# Task to complete
Search the material below for the string "user" and extract each line that has it.

# Stored data
★ ★ ★ ★
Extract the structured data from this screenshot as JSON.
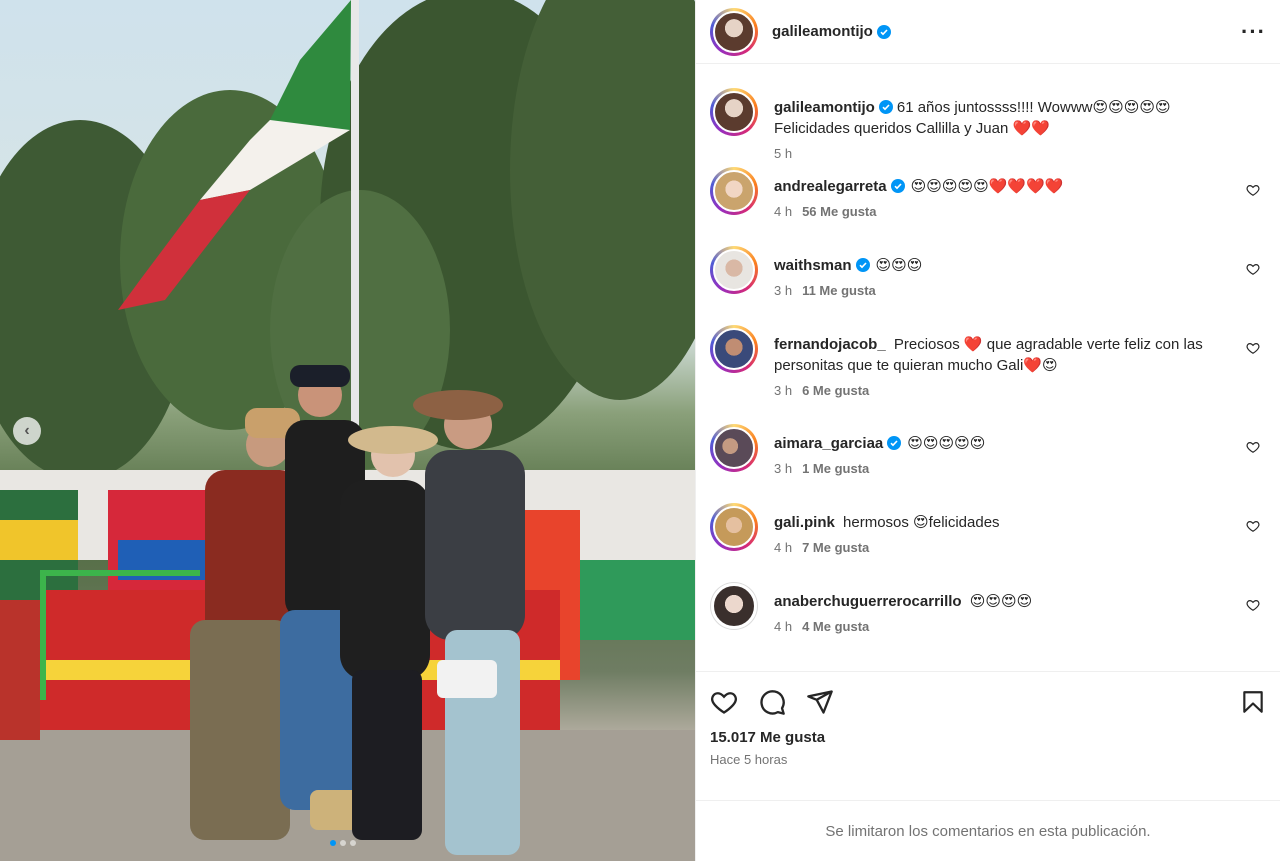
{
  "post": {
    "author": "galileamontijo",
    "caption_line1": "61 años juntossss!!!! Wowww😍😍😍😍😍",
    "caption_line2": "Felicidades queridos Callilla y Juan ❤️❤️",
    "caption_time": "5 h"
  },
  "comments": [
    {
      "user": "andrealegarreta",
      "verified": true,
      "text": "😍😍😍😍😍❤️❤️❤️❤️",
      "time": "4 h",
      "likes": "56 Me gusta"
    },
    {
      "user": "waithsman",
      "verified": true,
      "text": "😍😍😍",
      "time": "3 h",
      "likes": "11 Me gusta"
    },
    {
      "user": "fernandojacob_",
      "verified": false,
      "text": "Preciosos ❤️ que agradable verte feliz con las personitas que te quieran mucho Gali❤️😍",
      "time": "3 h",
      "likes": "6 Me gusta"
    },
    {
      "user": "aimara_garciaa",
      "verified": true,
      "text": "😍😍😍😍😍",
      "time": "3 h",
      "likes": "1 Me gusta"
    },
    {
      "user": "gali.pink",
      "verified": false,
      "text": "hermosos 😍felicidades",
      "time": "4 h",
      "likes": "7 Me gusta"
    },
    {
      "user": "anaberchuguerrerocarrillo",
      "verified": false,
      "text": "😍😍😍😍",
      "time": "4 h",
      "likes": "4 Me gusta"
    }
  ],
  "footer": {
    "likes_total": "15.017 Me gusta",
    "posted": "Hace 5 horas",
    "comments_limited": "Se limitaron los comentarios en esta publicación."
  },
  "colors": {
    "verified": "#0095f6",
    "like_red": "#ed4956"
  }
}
★ ★ ★ ★
# Output below
      "user": "andrealegarreta",
      "user": "waithsman",
      "user": "fernandojacob_",
      "user": "aimara_garciaa",
      "user": "gali.pink",
      "user": "anaberchuguerrerocarrillo",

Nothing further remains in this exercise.